*** Recorded data

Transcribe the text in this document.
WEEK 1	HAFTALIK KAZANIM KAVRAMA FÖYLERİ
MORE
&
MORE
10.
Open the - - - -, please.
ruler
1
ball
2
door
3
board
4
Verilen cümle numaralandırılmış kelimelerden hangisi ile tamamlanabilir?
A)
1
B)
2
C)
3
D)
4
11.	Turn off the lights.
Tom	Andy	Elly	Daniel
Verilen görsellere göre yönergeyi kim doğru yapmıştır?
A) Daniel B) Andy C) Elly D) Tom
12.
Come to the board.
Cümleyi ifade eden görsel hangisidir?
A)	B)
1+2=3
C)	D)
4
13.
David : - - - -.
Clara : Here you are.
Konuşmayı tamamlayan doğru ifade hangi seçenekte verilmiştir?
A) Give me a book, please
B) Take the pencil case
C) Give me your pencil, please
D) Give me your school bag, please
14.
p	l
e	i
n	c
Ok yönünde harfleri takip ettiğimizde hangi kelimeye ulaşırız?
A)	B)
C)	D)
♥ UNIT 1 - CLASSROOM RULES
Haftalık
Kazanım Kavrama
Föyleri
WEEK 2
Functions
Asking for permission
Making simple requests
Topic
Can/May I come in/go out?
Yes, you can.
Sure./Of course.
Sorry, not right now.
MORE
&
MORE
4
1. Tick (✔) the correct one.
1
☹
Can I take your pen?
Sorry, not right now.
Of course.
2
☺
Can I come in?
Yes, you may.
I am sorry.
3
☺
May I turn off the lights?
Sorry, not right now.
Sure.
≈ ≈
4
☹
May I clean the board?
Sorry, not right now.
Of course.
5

******

- _Directions_
Identify all lines in the records above with the word "lights".

- _Solved problem_
11.	Turn off the lights.
May I turn off the lights?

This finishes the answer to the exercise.